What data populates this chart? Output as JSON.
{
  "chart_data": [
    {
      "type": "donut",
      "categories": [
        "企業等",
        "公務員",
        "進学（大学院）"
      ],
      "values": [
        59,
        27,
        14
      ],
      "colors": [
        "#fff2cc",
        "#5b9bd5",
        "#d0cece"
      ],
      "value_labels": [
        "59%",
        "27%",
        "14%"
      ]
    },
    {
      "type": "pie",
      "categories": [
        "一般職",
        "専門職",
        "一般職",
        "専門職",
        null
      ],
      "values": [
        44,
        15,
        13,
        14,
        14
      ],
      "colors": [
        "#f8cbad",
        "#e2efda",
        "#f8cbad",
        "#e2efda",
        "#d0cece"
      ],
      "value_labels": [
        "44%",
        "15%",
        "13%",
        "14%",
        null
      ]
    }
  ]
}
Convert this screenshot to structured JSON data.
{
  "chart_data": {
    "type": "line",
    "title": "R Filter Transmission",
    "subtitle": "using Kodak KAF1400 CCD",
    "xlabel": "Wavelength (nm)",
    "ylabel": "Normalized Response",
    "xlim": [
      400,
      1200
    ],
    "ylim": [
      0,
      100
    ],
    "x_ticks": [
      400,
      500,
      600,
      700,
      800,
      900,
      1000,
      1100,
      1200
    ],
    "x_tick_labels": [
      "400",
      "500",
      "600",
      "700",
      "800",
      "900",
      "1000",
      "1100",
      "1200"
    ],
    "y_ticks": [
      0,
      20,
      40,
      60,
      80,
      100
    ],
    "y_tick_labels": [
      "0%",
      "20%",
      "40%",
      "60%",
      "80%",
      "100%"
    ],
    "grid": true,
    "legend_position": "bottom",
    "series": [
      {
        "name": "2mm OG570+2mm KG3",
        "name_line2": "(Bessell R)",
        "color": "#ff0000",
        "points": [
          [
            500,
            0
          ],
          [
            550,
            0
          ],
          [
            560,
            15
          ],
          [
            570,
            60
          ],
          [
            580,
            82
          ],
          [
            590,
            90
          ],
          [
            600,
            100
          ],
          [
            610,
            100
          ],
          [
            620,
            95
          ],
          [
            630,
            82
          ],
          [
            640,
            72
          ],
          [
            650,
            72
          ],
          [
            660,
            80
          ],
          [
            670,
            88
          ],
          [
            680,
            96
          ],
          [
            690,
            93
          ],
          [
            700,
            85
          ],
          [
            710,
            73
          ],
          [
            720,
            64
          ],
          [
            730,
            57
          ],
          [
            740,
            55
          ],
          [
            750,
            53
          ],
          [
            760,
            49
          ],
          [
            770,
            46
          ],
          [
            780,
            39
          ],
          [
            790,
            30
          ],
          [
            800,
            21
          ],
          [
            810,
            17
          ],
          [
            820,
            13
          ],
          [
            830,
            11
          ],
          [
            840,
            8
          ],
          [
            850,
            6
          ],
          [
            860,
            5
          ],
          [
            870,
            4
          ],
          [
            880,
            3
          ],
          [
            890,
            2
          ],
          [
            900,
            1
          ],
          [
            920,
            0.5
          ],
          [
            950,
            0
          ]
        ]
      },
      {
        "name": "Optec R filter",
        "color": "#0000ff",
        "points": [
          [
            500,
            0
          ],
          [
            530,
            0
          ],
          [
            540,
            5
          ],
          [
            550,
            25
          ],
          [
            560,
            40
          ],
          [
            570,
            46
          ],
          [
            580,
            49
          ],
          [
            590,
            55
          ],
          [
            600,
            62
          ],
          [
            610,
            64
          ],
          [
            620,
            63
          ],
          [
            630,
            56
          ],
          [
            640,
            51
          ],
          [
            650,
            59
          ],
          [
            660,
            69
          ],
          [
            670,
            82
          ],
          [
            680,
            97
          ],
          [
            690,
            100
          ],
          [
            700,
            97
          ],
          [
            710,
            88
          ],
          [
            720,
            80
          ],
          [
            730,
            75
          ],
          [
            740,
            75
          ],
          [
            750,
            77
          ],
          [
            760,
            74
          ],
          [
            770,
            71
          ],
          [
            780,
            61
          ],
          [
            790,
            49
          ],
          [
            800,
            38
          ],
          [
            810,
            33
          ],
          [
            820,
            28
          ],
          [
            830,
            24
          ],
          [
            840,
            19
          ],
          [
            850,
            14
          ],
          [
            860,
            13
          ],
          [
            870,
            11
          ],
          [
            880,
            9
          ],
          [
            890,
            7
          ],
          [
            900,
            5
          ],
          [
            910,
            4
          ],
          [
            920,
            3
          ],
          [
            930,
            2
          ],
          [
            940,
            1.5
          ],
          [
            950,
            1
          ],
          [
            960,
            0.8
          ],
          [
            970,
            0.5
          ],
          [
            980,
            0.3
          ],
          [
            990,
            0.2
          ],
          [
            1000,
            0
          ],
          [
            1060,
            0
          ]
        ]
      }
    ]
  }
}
• • • • •
_The task:_ The records above must be repeated exactly, every one of them.

_Response to this exercise:_
What data populates this chart? Output as JSON.
{
  "chart_data": [
    {
      "type": "donut",
      "categories": [
        "企業等",
        "公務員",
        "進学（大学院）"
      ],
      "values": [
        59,
        27,
        14
      ],
      "colors": [
        "#fff2cc",
        "#5b9bd5",
        "#d0cece"
      ],
      "value_labels": [
        "59%",
        "27%",
        "14%"
      ]
    },
    {
      "type": "pie",
      "categories": [
        "一般職",
        "専門職",
        "一般職",
        "専門職",
        null
      ],
      "values": [
        44,
        15,
        13,
        14,
        14
      ],
      "colors": [
        "#f8cbad",
        "#e2efda",
        "#f8cbad",
        "#e2efda",
        "#d0cece"
      ],
      "value_labels": [
        "44%",
        "15%",
        "13%",
        "14%",
        null
      ]
    }
  ]
}
Convert this screenshot to structured JSON data.
{
  "chart_data": {
    "type": "line",
    "title": "R Filter Transmission",
    "subtitle": "using Kodak KAF1400 CCD",
    "xlabel": "Wavelength (nm)",
    "ylabel": "Normalized Response",
    "xlim": [
      400,
      1200
    ],
    "ylim": [
      0,
      100
    ],
    "x_ticks": [
      400,
      500,
      600,
      700,
      800,
      900,
      1000,
      1100,
      1200
    ],
    "x_tick_labels": [
      "400",
      "500",
      "600",
      "700",
      "800",
      "900",
      "1000",
      "1100",
      "1200"
    ],
    "y_ticks": [
      0,
      20,
      40,
      60,
      80,
      100
    ],
    "y_tick_labels": [
      "0%",
      "20%",
      "40%",
      "60%",
      "80%",
      "100%"
    ],
    "grid": true,
    "legend_position": "bottom",
    "series": [
      {
        "name": "2mm OG570+2mm KG3",
        "name_line2": "(Bessell R)",
        "color": "#ff0000",
        "points": [
          [
            500,
            0
          ],
          [
            550,
            0
          ],
          [
            560,
            15
          ],
          [
            570,
            60
          ],
          [
            580,
            82
          ],
          [
            590,
            90
          ],
          [
            600,
            100
          ],
          [
            610,
            100
          ],
          [
            620,
            95
          ],
          [
            630,
            82
          ],
          [
            640,
            72
          ],
          [
            650,
            72
          ],
          [
            660,
            80
          ],
          [
            670,
            88
          ],
          [
            680,
            96
          ],
          [
            690,
            93
          ],
          [
            700,
            85
          ],
          [
            710,
            73
          ],
          [
            720,
            64
          ],
          [
            730,
            57
          ],
          [
            740,
            55
          ],
          [
            750,
            53
          ],
          [
            760,
            49
          ],
          [
            770,
            46
          ],
          [
            780,
            39
          ],
          [
            790,
            30
          ],
          [
            800,
            21
          ],
          [
            810,
            17
          ],
          [
            820,
            13
          ],
          [
            830,
            11
          ],
          [
            840,
            8
          ],
          [
            850,
            6
          ],
          [
            860,
            5
          ],
          [
            870,
            4
          ],
          [
            880,
            3
          ],
          [
            890,
            2
          ],
          [
            900,
            1
          ],
          [
            920,
            0.5
          ],
          [
            950,
            0
          ]
        ]
      },
      {
        "name": "Optec R filter",
        "color": "#0000ff",
        "points": [
          [
            500,
            0
          ],
          [
            530,
            0
          ],
          [
            540,
            5
          ],
          [
            550,
            25
          ],
          [
            560,
            40
          ],
          [
            570,
            46
          ],
          [
            580,
            49
          ],
          [
            590,
            55
          ],
          [
            600,
            62
          ],
          [
            610,
            64
          ],
          [
            620,
            63
          ],
          [
            630,
            56
          ],
          [
            640,
            51
          ],
          [
            650,
            59
          ],
          [
            660,
            69
          ],
          [
            670,
            82
          ],
          [
            680,
            97
          ],
          [
            690,
            100
          ],
          [
            700,
            97
          ],
          [
            710,
            88
          ],
          [
            720,
            80
          ],
          [
            730,
            75
          ],
          [
            740,
            75
          ],
          [
            750,
            77
          ],
          [
            760,
            74
          ],
          [
            770,
            71
          ],
          [
            780,
            61
          ],
          [
            790,
            49
          ],
          [
            800,
            38
          ],
          [
            810,
            33
          ],
          [
            820,
            28
          ],
          [
            830,
            24
          ],
          [
            840,
            19
          ],
          [
            850,
            14
          ],
          [
            860,
            13
          ],
          [
            870,
            11
          ],
          [
            880,
            9
          ],
          [
            890,
            7
          ],
          [
            900,
            5
          ],
          [
            910,
            4
          ],
          [
            920,
            3
          ],
          [
            930,
            2
          ],
          [
            940,
            1.5
          ],
          [
            950,
            1
          ],
          [
            960,
            0.8
          ],
          [
            970,
            0.5
          ],
          [
            980,
            0.3
          ],
          [
            990,
            0.2
          ],
          [
            1000,
            0
          ],
          [
            1060,
            0
          ]
        ]
      }
    ]
  }
}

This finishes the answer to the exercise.